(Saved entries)
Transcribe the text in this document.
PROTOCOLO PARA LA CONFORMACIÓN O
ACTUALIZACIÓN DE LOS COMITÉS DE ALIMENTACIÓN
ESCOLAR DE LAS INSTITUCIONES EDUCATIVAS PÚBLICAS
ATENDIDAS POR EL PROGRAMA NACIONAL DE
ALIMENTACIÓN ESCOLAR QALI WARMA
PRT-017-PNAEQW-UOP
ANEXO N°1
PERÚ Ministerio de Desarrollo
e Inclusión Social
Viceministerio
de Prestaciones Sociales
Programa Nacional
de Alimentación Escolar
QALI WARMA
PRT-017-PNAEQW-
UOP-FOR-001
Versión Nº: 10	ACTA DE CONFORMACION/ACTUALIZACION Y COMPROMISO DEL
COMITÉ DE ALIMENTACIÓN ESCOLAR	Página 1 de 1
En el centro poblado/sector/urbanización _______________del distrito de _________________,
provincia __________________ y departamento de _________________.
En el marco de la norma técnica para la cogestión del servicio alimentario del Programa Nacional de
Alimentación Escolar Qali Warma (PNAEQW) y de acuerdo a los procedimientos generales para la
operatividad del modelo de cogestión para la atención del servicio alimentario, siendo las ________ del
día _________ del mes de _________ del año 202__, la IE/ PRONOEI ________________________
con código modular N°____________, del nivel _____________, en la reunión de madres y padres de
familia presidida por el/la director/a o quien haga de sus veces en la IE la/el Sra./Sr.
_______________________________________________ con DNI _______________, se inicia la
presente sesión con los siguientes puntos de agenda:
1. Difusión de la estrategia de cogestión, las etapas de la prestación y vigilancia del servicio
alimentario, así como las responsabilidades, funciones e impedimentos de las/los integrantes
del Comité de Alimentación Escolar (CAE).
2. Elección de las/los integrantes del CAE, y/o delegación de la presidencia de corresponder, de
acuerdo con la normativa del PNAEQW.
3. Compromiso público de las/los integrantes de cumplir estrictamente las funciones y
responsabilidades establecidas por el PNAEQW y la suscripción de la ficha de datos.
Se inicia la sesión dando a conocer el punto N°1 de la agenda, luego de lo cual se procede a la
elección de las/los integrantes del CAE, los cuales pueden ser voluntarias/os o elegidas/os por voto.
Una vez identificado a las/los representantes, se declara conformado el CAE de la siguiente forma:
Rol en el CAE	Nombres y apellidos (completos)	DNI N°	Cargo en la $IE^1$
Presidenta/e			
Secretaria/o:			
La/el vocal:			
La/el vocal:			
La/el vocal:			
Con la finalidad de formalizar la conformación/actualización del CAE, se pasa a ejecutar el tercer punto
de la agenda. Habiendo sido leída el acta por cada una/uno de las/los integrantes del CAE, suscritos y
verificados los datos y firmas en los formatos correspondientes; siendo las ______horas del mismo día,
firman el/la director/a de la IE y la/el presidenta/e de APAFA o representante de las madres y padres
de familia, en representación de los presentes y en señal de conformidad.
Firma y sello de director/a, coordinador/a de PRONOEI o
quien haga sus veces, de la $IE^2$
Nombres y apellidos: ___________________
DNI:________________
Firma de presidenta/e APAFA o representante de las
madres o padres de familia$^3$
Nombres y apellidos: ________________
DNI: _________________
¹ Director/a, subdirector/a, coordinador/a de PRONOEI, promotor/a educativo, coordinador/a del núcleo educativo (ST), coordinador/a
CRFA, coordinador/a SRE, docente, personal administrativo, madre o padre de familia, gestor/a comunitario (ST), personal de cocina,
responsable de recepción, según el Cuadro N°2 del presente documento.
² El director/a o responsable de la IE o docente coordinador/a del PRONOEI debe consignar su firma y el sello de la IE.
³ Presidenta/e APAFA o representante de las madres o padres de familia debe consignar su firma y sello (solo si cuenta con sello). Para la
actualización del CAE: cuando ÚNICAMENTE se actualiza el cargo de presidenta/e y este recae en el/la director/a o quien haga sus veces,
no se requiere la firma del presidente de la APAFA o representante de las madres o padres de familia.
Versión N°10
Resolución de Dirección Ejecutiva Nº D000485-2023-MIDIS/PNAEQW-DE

**EXERCISE DESCRIPTION**
List all lines where "funciones" occurs.

**TASK OUTPUT**
alimentario, así como las responsabilidades, funciones e impedimentos de las/los integrantes
3. Compromiso público de las/los integrantes de cumplir estrictamente las funciones y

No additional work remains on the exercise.